BEGIN Extracted information

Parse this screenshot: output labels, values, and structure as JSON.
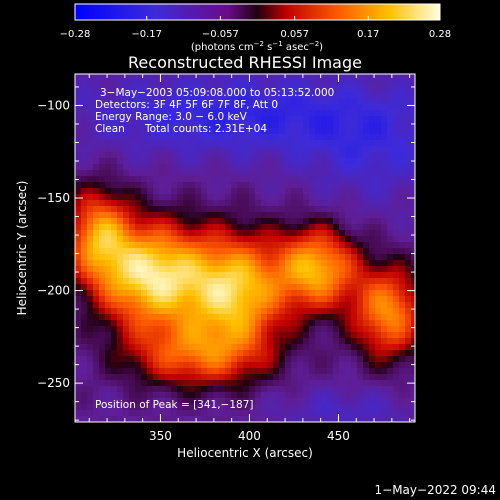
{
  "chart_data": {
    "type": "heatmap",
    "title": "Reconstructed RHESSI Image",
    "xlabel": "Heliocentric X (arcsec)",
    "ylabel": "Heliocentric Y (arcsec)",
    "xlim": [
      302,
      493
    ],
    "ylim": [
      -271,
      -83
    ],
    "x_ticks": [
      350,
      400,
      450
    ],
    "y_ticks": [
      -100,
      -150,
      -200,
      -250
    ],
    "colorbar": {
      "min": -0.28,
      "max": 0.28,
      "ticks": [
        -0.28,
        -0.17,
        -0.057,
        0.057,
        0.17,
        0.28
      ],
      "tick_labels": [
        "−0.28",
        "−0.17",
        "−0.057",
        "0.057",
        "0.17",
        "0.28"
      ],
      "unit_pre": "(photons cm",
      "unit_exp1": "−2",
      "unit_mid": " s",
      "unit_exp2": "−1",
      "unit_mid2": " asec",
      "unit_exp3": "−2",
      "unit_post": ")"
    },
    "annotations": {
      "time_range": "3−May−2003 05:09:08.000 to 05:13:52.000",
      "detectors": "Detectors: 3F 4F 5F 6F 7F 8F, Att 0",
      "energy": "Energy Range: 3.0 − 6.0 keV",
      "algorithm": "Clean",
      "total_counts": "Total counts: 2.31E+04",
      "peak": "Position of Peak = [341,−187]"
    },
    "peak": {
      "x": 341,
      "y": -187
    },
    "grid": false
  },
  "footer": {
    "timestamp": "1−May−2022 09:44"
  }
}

END Extracted information

Exercise details:
Every line containing the string "arcsec" must be listed.

Full response:
    "xlabel": "Heliocentric X (arcsec)",
    "ylabel": "Heliocentric Y (arcsec)",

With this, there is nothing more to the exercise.